======== Information provided ========
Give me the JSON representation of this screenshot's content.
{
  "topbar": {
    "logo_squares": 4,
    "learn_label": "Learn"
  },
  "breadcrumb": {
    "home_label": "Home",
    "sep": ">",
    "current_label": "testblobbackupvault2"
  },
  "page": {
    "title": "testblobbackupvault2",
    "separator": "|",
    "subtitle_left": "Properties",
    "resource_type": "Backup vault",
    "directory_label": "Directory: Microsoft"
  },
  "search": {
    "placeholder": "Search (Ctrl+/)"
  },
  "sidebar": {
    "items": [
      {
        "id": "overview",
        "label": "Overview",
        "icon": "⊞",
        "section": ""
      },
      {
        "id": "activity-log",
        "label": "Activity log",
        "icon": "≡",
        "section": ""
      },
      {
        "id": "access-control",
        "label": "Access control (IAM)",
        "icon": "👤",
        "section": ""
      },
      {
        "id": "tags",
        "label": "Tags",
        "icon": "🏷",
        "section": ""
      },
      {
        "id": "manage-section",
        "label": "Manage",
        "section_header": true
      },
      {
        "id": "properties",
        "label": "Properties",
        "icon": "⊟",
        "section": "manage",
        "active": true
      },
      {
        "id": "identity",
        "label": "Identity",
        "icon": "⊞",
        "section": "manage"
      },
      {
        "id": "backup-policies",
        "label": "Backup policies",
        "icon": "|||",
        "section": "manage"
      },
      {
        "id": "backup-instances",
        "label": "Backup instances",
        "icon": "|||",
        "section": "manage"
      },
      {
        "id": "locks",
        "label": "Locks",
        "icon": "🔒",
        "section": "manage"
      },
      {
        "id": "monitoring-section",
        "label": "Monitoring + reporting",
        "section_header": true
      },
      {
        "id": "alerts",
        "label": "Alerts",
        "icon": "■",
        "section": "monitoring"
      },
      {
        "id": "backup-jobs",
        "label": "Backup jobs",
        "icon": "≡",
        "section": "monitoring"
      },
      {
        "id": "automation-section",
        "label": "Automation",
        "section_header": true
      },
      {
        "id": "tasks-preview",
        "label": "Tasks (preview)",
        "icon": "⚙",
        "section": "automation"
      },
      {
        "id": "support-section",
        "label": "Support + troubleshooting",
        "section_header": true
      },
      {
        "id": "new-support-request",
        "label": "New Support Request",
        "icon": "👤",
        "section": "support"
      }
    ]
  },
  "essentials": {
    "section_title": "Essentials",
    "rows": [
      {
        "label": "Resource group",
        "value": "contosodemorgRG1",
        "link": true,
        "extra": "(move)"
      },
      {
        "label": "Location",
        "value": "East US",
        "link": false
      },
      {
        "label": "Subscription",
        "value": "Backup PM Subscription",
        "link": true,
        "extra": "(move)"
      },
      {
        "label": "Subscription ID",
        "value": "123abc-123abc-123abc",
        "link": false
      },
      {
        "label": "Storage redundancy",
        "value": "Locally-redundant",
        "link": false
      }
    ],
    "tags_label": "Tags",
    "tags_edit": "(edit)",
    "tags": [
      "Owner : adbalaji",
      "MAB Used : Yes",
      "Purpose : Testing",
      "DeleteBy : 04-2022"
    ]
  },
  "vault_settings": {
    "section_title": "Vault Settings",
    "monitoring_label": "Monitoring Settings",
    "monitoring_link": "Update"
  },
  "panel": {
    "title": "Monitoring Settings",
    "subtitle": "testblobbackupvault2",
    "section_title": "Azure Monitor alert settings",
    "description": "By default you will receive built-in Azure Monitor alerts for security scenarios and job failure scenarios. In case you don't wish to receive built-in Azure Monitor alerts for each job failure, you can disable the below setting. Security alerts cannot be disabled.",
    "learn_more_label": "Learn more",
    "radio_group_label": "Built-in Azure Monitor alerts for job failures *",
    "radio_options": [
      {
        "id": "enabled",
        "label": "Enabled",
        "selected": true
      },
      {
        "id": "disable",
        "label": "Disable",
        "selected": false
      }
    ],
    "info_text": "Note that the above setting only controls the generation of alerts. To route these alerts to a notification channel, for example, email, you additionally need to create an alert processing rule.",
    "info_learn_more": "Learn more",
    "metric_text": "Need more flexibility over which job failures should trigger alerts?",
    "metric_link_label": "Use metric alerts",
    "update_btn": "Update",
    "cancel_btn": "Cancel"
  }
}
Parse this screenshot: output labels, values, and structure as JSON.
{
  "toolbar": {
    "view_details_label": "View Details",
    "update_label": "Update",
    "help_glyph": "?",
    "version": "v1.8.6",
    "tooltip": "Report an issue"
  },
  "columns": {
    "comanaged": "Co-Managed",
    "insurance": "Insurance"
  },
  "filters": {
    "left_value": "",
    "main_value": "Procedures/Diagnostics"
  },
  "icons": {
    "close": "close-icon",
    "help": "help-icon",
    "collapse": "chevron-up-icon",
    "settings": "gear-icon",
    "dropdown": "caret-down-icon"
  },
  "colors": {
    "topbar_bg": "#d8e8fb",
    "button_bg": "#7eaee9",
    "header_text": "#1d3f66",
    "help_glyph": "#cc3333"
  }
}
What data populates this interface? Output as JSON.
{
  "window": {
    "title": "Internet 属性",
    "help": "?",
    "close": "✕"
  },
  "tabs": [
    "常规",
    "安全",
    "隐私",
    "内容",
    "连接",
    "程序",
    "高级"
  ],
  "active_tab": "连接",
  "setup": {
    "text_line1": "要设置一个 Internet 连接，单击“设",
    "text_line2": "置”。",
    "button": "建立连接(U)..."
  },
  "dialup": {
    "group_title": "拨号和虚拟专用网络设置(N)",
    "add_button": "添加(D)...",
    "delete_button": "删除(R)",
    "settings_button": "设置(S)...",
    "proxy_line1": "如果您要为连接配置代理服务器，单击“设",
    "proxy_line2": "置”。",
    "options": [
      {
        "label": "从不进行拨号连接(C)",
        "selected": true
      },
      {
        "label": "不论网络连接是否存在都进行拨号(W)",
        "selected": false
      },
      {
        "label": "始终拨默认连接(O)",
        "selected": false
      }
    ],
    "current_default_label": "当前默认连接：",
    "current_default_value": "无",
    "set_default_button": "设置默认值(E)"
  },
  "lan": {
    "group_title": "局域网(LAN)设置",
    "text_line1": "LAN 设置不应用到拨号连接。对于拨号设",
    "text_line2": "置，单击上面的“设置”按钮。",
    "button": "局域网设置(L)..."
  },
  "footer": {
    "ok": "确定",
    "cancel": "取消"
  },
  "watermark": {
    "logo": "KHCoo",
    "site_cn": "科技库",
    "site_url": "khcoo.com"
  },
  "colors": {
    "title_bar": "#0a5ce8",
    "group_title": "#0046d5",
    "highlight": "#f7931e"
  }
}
========
### Problem
Which lines hold the word "policies"? Copy every one of them.

### Solution to this exercise
        "id": "backup-policies",
        "label": "Backup policies",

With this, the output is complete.